▸ **Your objective**
Tally the lines in the data that follows that include the word "JSON", and report nothing but the total.

# start of Records for the task

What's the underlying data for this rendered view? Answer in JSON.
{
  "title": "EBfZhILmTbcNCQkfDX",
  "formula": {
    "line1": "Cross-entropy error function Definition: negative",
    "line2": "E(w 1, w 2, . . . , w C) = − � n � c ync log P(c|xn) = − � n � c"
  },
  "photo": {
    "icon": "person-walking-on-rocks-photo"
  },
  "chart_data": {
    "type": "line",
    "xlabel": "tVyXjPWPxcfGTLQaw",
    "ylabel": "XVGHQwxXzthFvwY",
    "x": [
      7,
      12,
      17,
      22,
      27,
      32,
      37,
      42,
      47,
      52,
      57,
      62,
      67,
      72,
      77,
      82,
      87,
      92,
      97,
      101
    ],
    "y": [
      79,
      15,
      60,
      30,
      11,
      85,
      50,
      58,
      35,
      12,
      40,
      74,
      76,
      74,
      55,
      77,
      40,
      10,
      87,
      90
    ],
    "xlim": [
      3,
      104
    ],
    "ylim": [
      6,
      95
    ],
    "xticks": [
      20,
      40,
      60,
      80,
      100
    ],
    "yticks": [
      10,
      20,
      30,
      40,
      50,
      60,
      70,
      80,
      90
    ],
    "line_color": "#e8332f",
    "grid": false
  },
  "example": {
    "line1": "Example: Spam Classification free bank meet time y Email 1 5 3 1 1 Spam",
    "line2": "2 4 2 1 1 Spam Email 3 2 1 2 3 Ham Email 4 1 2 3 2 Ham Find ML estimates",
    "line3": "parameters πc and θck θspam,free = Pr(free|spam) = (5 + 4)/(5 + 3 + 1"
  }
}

# end of Records for the task
# start of Records for the task

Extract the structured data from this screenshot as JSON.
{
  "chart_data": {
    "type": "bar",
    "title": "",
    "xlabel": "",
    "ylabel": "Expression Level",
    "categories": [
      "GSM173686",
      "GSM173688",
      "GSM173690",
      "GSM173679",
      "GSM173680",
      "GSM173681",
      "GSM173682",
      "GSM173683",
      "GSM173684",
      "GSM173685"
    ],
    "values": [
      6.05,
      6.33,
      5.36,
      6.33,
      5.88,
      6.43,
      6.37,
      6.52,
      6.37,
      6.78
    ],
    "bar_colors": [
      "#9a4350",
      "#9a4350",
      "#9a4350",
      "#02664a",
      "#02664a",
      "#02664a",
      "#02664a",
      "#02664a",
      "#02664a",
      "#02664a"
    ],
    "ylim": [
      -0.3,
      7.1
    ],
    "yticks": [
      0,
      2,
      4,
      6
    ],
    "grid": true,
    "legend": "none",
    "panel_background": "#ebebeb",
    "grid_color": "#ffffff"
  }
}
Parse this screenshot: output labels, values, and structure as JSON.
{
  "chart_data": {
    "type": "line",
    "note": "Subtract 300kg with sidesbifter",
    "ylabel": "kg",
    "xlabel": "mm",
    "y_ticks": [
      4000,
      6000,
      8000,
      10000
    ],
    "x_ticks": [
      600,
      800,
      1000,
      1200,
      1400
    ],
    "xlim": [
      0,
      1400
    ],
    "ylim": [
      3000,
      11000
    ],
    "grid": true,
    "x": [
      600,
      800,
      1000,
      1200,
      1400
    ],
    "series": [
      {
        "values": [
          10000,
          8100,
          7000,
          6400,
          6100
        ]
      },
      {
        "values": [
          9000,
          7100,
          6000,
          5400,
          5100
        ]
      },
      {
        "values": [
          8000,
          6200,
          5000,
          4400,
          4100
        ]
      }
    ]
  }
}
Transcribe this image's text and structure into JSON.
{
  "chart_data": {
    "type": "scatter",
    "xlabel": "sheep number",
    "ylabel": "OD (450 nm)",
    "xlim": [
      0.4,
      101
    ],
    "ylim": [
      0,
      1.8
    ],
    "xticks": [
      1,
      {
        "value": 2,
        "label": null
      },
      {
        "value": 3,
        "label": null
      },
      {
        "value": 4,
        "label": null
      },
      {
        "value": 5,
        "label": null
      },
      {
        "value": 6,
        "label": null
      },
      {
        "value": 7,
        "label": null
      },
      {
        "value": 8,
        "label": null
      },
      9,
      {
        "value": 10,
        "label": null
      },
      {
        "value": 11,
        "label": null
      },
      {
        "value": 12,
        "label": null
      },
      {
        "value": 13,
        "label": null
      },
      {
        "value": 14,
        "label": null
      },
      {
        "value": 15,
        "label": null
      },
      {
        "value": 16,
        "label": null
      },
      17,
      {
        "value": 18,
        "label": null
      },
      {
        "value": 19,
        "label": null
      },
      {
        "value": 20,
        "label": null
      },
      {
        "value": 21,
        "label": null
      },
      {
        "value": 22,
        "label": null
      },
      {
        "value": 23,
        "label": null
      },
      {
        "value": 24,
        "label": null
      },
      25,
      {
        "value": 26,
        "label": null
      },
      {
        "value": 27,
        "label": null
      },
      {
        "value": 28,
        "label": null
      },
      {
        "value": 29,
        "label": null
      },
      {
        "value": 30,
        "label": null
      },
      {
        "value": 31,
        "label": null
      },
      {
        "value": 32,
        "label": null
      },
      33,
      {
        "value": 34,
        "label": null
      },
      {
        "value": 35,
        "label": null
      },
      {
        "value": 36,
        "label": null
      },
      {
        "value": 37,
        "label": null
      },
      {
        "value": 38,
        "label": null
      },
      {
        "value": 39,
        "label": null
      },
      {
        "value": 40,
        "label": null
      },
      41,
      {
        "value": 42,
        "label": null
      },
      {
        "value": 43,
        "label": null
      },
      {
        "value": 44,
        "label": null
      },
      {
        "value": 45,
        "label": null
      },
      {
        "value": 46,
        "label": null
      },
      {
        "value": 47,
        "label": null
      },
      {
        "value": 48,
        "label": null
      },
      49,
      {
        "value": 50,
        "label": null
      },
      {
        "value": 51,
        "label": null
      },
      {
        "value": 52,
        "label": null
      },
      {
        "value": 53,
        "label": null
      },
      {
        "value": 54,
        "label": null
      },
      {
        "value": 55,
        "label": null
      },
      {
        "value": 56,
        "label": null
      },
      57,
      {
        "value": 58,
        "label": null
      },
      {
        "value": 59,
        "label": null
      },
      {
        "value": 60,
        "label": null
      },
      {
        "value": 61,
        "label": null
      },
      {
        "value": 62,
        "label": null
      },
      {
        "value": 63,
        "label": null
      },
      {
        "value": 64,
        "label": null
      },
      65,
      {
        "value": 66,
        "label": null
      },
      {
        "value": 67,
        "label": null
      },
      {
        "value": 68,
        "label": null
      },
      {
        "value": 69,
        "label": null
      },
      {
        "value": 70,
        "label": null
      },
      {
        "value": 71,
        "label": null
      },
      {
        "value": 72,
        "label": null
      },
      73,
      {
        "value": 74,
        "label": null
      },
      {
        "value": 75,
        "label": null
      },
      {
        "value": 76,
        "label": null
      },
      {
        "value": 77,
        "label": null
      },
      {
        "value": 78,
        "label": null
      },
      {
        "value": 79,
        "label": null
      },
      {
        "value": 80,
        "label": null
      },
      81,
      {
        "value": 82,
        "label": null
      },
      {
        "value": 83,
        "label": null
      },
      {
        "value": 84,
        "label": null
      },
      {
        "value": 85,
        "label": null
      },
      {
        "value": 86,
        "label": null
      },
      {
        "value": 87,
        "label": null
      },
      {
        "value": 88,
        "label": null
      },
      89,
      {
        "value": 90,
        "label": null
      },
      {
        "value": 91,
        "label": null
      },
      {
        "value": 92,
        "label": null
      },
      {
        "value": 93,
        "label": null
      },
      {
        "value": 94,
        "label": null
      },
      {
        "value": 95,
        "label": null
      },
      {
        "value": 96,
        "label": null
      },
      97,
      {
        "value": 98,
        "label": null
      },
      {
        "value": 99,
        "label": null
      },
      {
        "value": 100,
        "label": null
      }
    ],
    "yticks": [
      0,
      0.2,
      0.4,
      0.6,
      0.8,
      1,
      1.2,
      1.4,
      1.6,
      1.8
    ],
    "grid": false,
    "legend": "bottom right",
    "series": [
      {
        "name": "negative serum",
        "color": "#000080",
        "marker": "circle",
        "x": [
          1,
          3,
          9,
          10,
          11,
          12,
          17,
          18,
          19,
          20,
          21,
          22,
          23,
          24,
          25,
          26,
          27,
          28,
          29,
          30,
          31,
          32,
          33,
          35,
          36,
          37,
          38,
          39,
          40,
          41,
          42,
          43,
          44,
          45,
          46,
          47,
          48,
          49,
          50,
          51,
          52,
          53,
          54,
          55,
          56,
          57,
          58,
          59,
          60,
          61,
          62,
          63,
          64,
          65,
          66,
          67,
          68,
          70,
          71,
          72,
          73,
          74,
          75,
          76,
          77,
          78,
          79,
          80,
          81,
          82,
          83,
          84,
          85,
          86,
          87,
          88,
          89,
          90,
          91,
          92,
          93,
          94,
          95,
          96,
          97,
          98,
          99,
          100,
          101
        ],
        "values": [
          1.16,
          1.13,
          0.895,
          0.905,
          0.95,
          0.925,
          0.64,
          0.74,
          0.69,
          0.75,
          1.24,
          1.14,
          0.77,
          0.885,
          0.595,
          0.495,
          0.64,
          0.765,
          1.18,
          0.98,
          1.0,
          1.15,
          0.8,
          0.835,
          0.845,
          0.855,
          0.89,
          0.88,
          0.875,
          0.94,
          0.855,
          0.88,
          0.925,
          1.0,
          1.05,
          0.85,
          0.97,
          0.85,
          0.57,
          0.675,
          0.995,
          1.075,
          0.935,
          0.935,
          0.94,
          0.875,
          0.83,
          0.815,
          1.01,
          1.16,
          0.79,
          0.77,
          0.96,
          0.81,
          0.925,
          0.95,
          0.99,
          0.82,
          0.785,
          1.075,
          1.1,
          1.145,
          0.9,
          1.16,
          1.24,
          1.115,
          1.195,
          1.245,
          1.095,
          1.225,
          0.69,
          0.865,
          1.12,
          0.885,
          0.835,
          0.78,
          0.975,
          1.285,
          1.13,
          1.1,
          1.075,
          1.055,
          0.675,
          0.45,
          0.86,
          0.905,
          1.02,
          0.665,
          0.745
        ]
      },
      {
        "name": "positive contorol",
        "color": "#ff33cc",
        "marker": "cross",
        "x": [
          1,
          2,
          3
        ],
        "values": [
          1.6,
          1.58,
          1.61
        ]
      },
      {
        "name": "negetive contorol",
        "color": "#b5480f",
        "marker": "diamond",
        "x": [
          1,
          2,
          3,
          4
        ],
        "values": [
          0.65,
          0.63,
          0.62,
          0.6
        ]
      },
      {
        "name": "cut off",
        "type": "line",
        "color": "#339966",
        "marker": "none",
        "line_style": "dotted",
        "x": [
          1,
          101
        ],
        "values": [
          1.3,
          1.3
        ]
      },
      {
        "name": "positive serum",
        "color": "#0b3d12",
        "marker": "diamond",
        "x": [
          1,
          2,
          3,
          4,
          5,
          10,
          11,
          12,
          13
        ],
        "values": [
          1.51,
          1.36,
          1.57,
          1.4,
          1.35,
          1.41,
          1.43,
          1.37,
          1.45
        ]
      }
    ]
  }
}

# end of Records for the task

▸ **Output below**
4